======== Data to process ========

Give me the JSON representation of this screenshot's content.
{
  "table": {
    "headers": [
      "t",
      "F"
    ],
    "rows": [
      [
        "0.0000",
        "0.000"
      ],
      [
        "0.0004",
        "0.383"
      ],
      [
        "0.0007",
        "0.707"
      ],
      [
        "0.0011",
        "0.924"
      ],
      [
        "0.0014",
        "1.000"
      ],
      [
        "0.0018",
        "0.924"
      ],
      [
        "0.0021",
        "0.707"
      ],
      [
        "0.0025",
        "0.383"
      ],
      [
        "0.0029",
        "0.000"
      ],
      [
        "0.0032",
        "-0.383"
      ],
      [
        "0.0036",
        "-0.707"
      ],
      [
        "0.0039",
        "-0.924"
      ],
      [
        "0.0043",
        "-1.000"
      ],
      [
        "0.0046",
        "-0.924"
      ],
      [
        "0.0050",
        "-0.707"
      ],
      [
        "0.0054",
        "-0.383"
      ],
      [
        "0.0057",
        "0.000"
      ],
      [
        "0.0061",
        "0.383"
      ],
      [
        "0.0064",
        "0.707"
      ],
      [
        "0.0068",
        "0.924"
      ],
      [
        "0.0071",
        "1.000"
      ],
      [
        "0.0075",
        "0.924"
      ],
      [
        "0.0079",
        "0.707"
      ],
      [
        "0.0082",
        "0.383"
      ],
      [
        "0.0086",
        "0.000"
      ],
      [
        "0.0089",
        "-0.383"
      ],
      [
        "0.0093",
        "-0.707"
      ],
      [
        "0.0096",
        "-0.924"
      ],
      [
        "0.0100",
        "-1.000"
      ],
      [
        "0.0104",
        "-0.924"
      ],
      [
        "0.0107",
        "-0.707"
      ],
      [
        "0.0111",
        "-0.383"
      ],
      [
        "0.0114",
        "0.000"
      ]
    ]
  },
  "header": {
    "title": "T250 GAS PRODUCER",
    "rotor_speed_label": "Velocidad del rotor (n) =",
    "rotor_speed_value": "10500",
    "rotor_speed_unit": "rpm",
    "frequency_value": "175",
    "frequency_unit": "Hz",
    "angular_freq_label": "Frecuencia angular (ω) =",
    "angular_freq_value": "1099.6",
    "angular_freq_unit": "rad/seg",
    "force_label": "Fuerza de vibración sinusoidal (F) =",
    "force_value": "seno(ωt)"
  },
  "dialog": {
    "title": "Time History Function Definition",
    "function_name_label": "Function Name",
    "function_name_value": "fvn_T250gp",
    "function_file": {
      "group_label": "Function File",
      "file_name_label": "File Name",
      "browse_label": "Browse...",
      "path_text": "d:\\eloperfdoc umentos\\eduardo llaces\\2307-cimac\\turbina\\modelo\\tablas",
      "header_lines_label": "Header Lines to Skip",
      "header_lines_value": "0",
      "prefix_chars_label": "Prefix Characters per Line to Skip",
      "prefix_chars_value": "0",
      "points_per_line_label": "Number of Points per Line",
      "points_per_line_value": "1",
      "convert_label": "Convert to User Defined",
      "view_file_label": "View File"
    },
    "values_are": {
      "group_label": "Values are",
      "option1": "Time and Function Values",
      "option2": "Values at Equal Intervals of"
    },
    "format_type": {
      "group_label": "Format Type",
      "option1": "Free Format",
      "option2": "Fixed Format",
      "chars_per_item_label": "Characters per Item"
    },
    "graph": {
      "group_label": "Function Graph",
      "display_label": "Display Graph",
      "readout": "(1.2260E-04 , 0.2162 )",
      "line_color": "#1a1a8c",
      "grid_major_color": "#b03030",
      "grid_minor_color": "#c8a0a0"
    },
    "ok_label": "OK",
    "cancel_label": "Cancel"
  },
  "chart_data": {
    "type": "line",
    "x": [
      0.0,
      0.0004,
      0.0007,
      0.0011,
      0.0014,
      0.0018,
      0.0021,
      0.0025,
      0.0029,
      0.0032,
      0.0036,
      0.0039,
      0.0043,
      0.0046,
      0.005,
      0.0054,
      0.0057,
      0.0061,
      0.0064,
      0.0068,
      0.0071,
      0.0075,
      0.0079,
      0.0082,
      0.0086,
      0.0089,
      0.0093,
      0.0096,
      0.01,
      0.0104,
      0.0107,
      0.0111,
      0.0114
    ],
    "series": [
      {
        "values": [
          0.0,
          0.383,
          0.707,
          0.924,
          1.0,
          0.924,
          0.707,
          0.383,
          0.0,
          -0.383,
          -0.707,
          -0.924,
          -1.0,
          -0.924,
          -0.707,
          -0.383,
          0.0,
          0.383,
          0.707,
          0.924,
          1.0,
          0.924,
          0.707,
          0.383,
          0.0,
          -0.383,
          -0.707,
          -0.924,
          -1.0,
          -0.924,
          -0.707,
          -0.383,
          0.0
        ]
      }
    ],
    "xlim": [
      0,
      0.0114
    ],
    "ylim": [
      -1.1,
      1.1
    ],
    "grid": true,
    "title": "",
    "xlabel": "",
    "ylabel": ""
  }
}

========

Problem to solve
Find the string "title" in the listing and return every line that holds it.

Full output
    "title": "T250 GAS PRODUCER",
    "title": "Time History Function Definition",
    "title": "",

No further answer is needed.